• _DATA FOR THE TASK_:
-*-*-
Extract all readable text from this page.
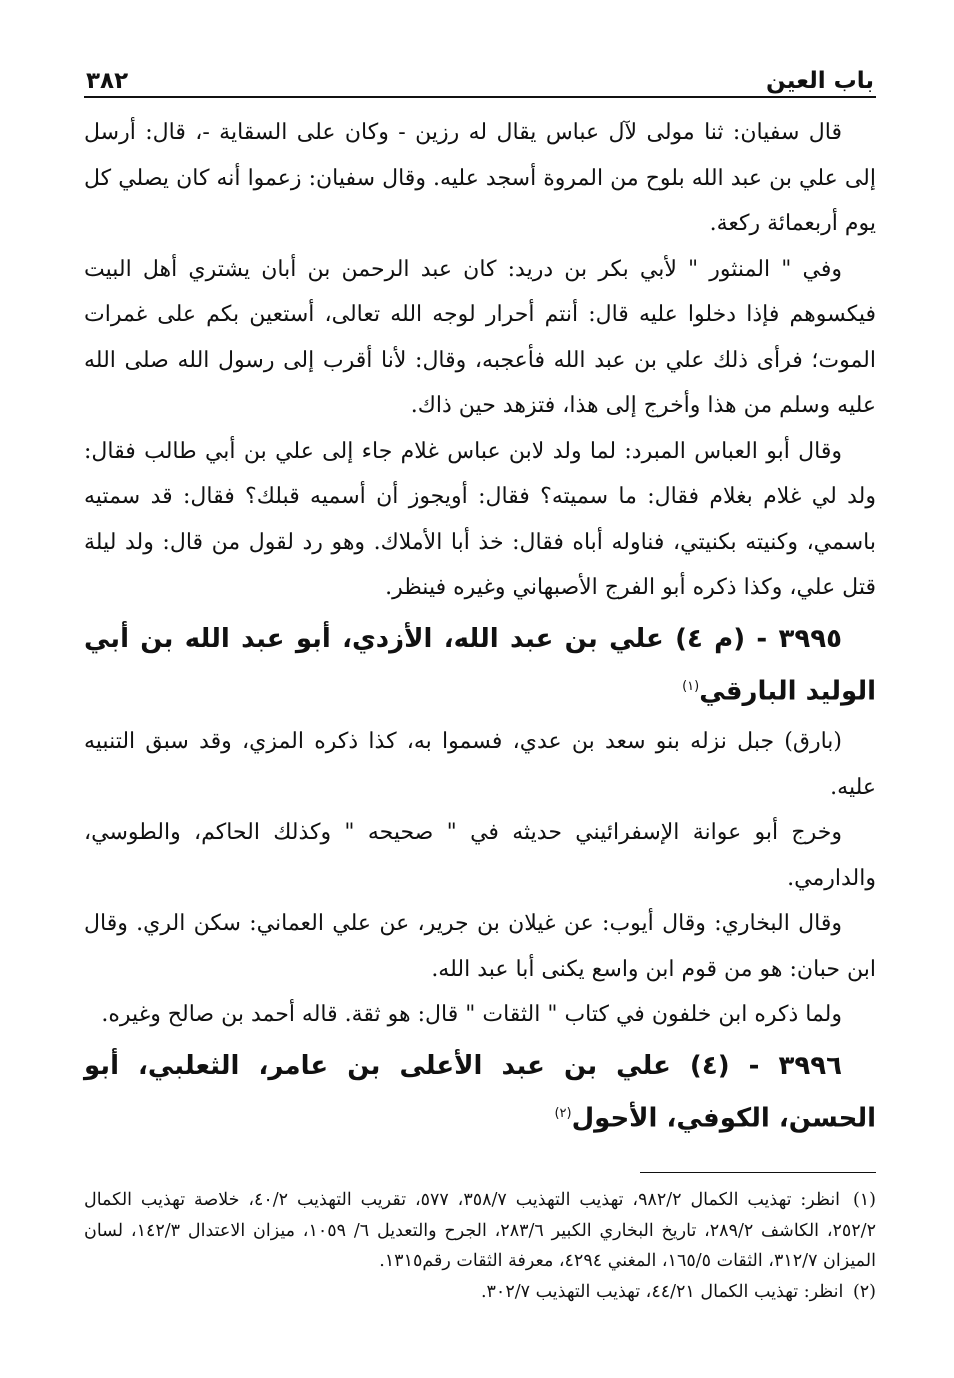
باب العين
٣٨٢

قال سفيان: ثنا مولى لآل عباس يقال له رزين - وكان على السقاية -، قال: أرسل إلى علي بن عبد الله بلوح من المروة أسجد عليه. وقال سفيان: زعموا أنه كان يصلي كل يوم أربعمائة ركعة.

وفي " المنثور " لأبي بكر بن دريد: كان عبد الرحمن بن أبان يشتري أهل البيت فيكسوهم فإذا دخلوا عليه قال: أنتم أحرار لوجه الله تعالى، أستعين بكم على غمرات الموت؛ فرأى ذلك علي بن عبد الله فأعجبه، وقال: لأنا أقرب إلى رسول الله صلى الله عليه وسلم من هذا وأخرج إلى هذا، فتزهد حين ذاك.

وقال أبو العباس المبرد: لما ولد لابن عباس غلام جاء إلى علي بن أبي طالب فقال: ولد لي غلام بغلام فقال: ما سميته؟ فقال: أويجوز أن أسميه قبلك؟ فقال: قد سمتيه باسمي، وكنيته بكنيتي، فناوله أباه فقال: خذ أبا الأملاك. وهو رد لقول من قال: ولد ليلة قتل علي، وكذا ذكره أبو الفرج الأصبهاني وغيره فينظر.

٣٩٩٥ - (م ٤) علي بن عبد الله، الأزدي، أبو عبد الله بن أبي الوليد البارقي$^{(١)}$

(بارق) جبل نزله بنو سعد بن عدي، فسموا به، كذا ذكره المزي، وقد سبق التنبيه عليه.

وخرج أبو عوانة الإسفرائيني حديثه في " صحيحه " وكذلك الحاكم، والطوسي، والدارمي.

وقال البخاري: وقال أيوب: عن غيلان بن جرير، عن علي العماني: سكن الري. وقال ابن حبان: هو من قوم ابن واسع يكنى أبا عبد الله.

ولما ذكره ابن خلفون في كتاب " الثقات " قال: هو ثقة. قاله أحمد بن صالح وغيره.

٣٩٩٦ - (٤) علي بن عبد الأعلى بن عامر، الثعلبي، أبو الحسن، الكوفي، الأحول$^{(٢)}$

(١) انظر: تهذيب الكمال ٩٨٢/٢، تهذيب التهذيب ٣٥٨/٧، ٥٧٧، تقريب التهذيب ٤٠/٢، خلاصة تهذيب الكمال ٢٥٢/٢، الكاشف ٢٨٩/٢، تاريخ البخاري الكبير ٢٨٣/٦، الجرح والتعديل ٦/ ١٠٥٩، ميزان الاعتدال ١٤٢/٣، لسان الميزان ٣١٢/٧، الثقات ١٦٥/٥، المغني ٤٢٩٤، معرفة الثقات رقم١٣١٥.

(٢) انظر: تهذيب الكمال ٤٤/٢١، تهذيب التهذيب ٣٠٢/٧.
-*-*-
• _OBJECTIVE_: Repeat the data exactly in full, omitting its pictures.

• _FINISHED ANSWER_:
Extract all readable text from this page.
باب العين
٣٨٢

قال سفيان: ثنا مولى لآل عباس يقال له رزين - وكان على السقاية -، قال: أرسل إلى علي بن عبد الله بلوح من المروة أسجد عليه. وقال سفيان: زعموا أنه كان يصلي كل يوم أربعمائة ركعة.

وفي " المنثور " لأبي بكر بن دريد: كان عبد الرحمن بن أبان يشتري أهل البيت فيكسوهم فإذا دخلوا عليه قال: أنتم أحرار لوجه الله تعالى، أستعين بكم على غمرات الموت؛ فرأى ذلك علي بن عبد الله فأعجبه، وقال: لأنا أقرب إلى رسول الله صلى الله عليه وسلم من هذا وأخرج إلى هذا، فتزهد حين ذاك.

وقال أبو العباس المبرد: لما ولد لابن عباس غلام جاء إلى علي بن أبي طالب فقال: ولد لي غلام بغلام فقال: ما سميته؟ فقال: أويجوز أن أسميه قبلك؟ فقال: قد سمتيه باسمي، وكنيته بكنيتي، فناوله أباه فقال: خذ أبا الأملاك. وهو رد لقول من قال: ولد ليلة قتل علي، وكذا ذكره أبو الفرج الأصبهاني وغيره فينظر.

٣٩٩٥ - (م ٤) علي بن عبد الله، الأزدي، أبو عبد الله بن أبي الوليد البارقي$^{(١)}$

(بارق) جبل نزله بنو سعد بن عدي، فسموا به، كذا ذكره المزي، وقد سبق التنبيه عليه.

وخرج أبو عوانة الإسفرائيني حديثه في " صحيحه " وكذلك الحاكم، والطوسي، والدارمي.

وقال البخاري: وقال أيوب: عن غيلان بن جرير، عن علي العماني: سكن الري. وقال ابن حبان: هو من قوم ابن واسع يكنى أبا عبد الله.

ولما ذكره ابن خلفون في كتاب " الثقات " قال: هو ثقة. قاله أحمد بن صالح وغيره.

٣٩٩٦ - (٤) علي بن عبد الأعلى بن عامر، الثعلبي، أبو الحسن، الكوفي، الأحول$^{(٢)}$

(١) انظر: تهذيب الكمال ٩٨٢/٢، تهذيب التهذيب ٣٥٨/٧، ٥٧٧، تقريب التهذيب ٤٠/٢، خلاصة تهذيب الكمال ٢٥٢/٢، الكاشف ٢٨٩/٢، تاريخ البخاري الكبير ٢٨٣/٦، الجرح والتعديل ٦/ ١٠٥٩، ميزان الاعتدال ١٤٢/٣، لسان الميزان ٣١٢/٧، الثقات ١٦٥/٥، المغني ٤٢٩٤، معرفة الثقات رقم١٣١٥.

(٢) انظر: تهذيب الكمال ٤٤/٢١، تهذيب التهذيب ٣٠٢/٧.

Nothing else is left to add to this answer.